=== WORK TO COMPLETE ===
Gather up all lines that carry the word "apparence".
+++++
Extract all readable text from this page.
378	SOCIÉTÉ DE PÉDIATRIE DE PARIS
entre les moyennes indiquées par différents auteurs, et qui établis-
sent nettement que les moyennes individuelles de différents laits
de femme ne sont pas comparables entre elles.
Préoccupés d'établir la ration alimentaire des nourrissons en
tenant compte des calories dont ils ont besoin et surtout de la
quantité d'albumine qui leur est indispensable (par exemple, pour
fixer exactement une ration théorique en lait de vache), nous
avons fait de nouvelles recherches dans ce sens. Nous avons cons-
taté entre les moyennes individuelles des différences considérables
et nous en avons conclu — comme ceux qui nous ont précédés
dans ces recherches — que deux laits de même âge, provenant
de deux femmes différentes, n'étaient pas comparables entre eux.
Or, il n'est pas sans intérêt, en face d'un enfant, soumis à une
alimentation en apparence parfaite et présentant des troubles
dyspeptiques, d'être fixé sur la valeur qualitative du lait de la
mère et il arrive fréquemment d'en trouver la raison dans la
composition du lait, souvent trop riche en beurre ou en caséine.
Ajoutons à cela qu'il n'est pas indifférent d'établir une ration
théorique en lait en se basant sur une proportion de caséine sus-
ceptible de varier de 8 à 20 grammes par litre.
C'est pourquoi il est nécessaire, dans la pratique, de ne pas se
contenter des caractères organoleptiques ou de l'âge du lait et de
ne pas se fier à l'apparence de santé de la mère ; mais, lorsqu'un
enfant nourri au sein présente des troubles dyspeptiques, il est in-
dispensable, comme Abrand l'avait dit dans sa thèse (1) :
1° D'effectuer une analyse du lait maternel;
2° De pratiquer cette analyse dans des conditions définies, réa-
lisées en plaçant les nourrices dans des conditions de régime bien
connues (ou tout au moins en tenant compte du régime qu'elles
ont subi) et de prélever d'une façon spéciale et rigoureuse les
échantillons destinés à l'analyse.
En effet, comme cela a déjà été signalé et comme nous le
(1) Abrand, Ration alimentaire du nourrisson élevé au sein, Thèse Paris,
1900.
+++++
=== ANSWER TO THE TASK ===
alimentation en apparence parfaite et présentant des troubles
ne pas se fier à l'apparence de santé de la mère ; mais, lorsqu'un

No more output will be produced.